**DIRECTION**: Please rewrite the material from the line with "- Text: +1,8%: +1,8%: [388, 118, 448, 136]" up to and including the line with "- Text: 69,0: 69,0: [86, 105, 127, 123]", swapping "Bar" for "Column" and leaving everything else unchanged.

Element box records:
========================================

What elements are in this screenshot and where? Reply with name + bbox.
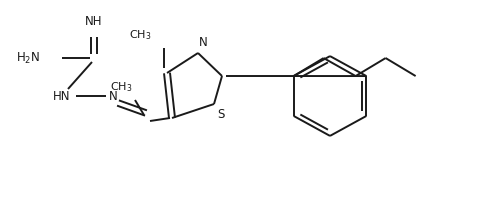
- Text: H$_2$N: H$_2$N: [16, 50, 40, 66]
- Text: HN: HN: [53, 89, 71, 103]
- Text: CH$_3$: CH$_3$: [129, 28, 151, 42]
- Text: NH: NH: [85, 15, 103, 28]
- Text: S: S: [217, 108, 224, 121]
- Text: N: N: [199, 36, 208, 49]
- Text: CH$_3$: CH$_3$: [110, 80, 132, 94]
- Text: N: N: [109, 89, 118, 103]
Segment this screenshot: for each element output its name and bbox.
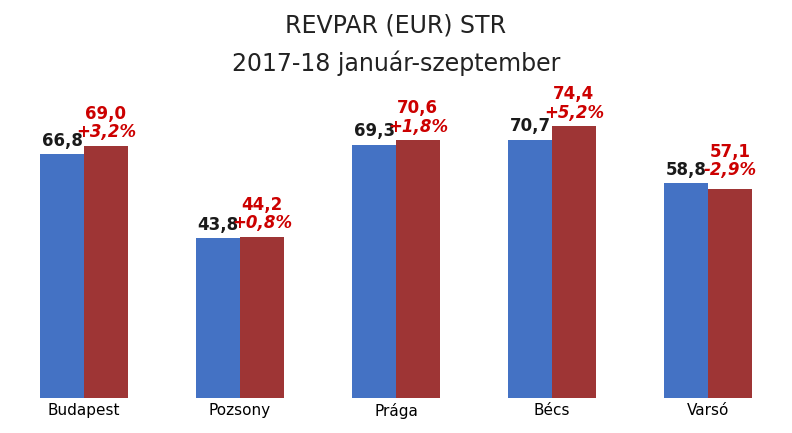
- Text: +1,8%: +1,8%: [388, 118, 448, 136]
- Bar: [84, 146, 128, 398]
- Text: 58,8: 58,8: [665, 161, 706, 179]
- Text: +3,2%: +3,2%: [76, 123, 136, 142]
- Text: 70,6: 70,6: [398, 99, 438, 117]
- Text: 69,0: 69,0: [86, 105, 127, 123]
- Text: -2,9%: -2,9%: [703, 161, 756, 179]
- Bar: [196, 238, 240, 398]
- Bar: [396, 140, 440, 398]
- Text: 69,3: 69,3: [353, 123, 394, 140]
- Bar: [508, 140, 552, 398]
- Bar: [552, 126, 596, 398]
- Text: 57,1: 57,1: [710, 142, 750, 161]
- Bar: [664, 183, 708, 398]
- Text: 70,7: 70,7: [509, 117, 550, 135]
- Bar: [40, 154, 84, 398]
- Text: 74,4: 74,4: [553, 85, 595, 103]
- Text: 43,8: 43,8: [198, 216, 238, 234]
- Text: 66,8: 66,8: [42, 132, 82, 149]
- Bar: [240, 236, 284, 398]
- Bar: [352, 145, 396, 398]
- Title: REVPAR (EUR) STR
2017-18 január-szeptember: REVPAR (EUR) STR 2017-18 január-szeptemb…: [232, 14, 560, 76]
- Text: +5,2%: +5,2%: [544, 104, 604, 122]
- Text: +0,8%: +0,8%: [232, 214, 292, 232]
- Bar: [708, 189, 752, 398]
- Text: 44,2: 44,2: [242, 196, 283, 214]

========================================

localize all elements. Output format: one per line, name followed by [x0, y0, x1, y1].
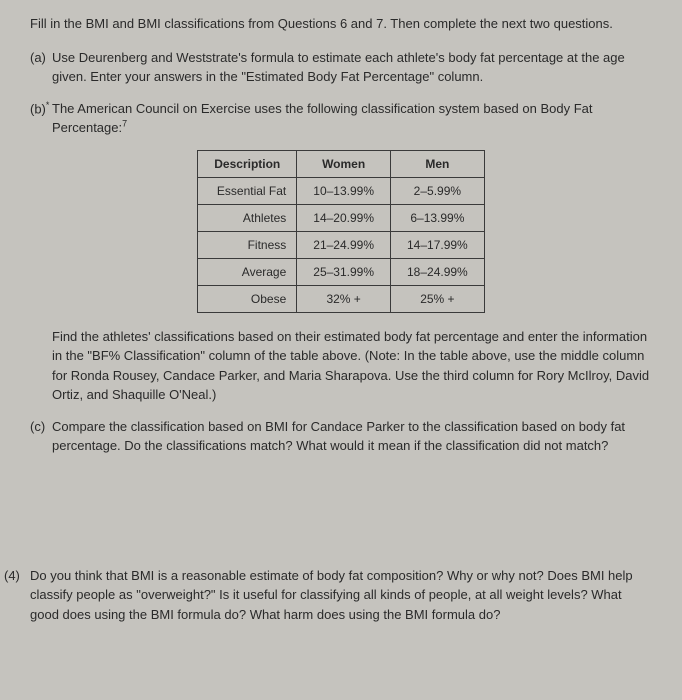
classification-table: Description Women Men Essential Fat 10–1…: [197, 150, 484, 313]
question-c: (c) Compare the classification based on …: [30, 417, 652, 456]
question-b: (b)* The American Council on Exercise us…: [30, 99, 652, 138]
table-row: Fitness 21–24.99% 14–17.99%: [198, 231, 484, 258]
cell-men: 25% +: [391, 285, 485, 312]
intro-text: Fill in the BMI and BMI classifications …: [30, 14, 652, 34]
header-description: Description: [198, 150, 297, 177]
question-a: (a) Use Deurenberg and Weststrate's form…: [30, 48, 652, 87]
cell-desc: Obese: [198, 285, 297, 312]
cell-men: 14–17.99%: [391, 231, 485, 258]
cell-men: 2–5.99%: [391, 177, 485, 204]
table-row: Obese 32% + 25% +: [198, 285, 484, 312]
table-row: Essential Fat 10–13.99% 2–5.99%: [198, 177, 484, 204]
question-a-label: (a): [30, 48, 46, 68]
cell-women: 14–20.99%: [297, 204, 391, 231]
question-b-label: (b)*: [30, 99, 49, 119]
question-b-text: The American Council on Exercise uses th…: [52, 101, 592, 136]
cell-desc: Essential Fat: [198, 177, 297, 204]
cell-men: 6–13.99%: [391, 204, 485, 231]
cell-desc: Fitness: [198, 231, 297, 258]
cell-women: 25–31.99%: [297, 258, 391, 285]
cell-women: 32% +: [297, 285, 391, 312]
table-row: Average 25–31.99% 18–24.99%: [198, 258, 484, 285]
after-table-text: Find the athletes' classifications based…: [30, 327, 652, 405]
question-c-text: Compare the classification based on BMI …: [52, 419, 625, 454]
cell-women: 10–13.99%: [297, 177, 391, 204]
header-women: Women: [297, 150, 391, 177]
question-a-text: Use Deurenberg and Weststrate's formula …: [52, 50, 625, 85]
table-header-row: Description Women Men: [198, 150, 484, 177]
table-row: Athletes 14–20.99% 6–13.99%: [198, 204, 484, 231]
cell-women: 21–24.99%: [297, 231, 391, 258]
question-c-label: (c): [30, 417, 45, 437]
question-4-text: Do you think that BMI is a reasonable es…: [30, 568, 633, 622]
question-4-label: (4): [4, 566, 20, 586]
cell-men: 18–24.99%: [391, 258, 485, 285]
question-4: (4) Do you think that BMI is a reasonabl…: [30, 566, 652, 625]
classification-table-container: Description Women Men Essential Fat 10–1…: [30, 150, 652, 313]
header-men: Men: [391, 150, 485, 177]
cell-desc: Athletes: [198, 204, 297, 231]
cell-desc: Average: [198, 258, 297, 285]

========================================

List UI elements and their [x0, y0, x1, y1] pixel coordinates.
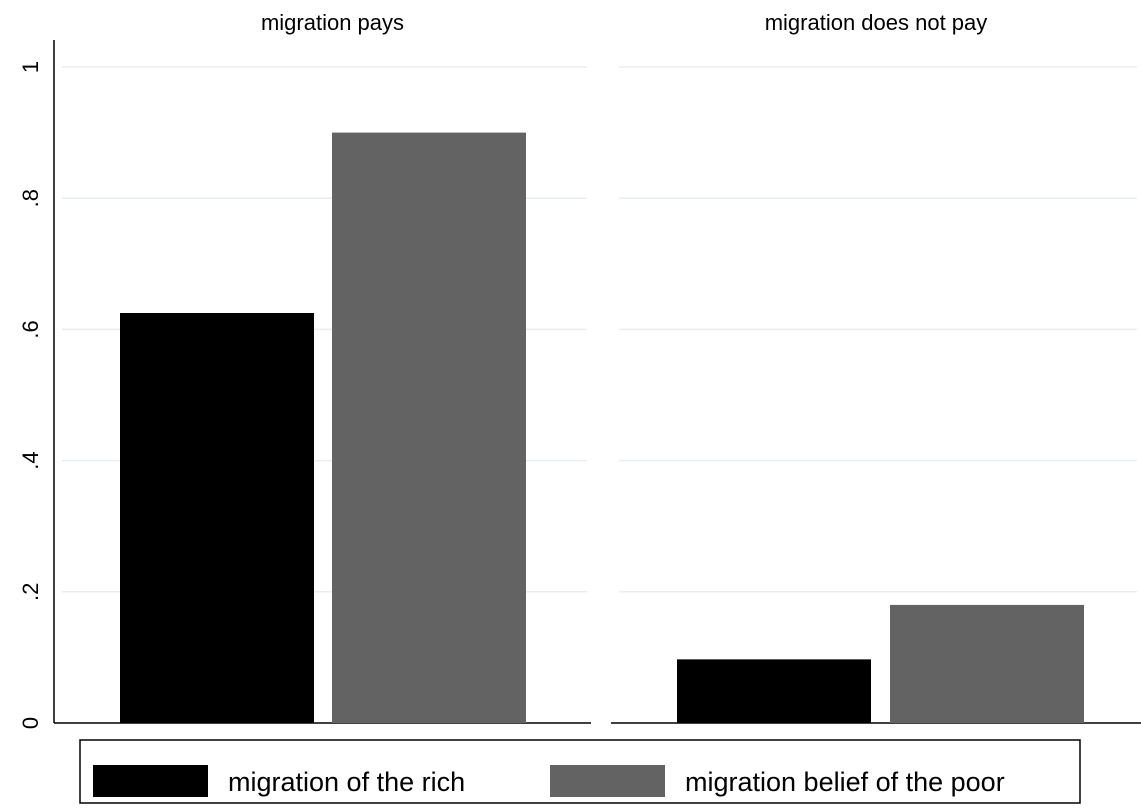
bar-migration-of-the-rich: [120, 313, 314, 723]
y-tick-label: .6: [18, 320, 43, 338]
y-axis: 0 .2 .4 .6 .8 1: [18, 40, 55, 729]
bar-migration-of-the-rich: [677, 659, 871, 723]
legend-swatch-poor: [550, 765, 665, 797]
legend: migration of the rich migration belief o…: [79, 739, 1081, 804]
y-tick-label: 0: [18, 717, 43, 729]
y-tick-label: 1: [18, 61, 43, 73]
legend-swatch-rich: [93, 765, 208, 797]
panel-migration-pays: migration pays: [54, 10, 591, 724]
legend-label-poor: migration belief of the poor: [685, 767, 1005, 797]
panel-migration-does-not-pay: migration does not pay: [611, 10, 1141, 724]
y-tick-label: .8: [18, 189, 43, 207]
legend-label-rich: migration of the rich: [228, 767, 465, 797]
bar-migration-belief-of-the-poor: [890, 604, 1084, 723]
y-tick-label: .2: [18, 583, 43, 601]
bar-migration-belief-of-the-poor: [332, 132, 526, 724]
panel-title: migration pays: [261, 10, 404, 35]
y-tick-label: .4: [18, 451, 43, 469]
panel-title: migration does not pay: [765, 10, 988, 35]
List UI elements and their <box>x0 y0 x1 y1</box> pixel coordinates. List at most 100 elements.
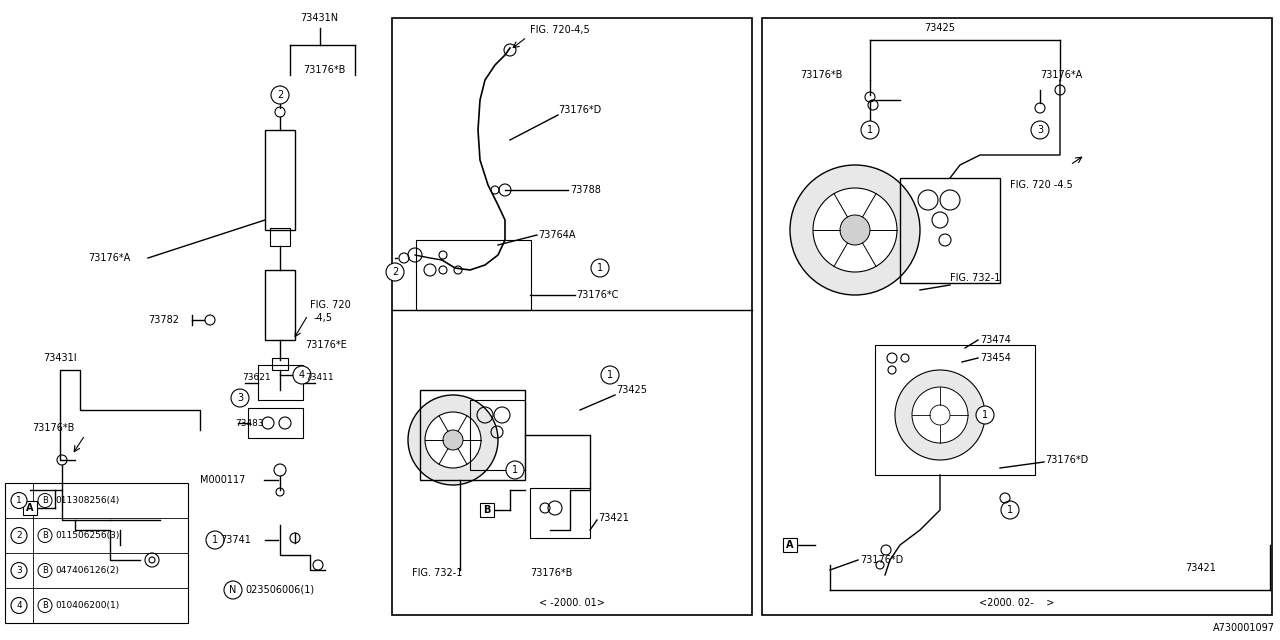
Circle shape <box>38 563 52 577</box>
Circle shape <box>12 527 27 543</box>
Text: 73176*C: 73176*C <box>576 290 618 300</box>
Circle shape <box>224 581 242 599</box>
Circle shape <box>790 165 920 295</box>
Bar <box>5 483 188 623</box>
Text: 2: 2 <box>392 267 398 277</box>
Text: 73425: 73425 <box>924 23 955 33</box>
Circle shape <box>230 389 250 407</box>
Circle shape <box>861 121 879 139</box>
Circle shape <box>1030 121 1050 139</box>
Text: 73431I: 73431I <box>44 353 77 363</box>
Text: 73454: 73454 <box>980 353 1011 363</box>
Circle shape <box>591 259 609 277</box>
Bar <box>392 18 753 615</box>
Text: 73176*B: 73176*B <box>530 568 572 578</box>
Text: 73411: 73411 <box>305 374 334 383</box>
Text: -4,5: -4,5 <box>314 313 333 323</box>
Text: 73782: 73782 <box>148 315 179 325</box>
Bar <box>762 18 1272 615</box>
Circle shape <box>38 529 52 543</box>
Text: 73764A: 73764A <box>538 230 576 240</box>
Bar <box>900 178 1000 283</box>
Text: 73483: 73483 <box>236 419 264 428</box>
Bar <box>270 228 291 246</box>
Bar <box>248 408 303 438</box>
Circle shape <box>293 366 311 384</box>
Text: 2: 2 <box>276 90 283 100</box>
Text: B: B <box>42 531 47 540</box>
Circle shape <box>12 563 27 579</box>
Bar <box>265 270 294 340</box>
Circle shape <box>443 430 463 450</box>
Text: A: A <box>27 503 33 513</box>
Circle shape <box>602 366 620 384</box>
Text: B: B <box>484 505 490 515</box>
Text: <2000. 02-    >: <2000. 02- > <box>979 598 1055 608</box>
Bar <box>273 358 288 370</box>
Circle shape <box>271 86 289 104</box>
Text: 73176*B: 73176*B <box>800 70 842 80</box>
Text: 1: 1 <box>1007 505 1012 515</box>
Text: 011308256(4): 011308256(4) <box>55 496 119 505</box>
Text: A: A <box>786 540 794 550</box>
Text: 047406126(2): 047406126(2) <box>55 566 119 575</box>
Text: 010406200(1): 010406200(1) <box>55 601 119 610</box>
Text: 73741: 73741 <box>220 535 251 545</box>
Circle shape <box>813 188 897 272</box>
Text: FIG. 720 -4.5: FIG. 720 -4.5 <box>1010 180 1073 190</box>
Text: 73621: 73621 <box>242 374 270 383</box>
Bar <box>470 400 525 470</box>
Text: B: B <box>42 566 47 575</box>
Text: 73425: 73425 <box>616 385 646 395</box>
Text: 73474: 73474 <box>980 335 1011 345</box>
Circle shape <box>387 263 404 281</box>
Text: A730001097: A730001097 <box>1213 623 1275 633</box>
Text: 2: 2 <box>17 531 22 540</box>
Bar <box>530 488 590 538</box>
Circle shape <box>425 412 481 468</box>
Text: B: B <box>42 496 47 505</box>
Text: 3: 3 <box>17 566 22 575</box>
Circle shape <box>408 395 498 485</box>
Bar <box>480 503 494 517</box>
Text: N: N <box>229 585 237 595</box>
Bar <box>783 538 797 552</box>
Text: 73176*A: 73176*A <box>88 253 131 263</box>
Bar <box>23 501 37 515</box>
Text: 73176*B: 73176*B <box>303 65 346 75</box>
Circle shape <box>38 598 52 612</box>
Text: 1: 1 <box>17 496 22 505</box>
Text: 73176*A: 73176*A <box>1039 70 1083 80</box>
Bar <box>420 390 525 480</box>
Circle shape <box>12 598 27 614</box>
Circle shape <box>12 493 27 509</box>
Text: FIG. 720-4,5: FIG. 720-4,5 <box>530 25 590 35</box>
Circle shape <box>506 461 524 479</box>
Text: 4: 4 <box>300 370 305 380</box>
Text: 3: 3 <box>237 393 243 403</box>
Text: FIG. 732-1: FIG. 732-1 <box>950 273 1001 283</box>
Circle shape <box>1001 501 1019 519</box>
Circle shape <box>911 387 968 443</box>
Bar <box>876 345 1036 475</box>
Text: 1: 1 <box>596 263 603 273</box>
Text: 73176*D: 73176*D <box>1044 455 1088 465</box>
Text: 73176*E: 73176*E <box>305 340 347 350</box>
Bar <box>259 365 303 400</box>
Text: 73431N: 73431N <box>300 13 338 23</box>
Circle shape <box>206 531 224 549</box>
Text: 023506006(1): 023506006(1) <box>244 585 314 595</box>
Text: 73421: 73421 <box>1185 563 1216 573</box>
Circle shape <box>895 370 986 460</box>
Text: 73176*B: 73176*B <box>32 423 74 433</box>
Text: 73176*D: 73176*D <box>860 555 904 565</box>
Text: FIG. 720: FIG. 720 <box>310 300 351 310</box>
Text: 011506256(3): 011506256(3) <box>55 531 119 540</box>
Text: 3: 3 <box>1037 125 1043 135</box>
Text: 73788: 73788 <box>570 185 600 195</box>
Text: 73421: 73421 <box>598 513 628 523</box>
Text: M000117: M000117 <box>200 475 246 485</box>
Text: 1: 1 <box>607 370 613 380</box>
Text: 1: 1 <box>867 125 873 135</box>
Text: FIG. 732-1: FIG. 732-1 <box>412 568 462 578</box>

========================================

**EXERCISE RESPONSE**:
- Text: +1,8%: +1,8%: [388, 118, 448, 136]
- Column: [84, 146, 128, 398]
- Text: 58,8: 58,8: [665, 161, 706, 179]
- Text: +3,2%: +3,2%: [76, 123, 136, 142]
- Text: 70,6: 70,6: [398, 99, 438, 117]
- Text: 69,0: 69,0: [86, 105, 127, 123]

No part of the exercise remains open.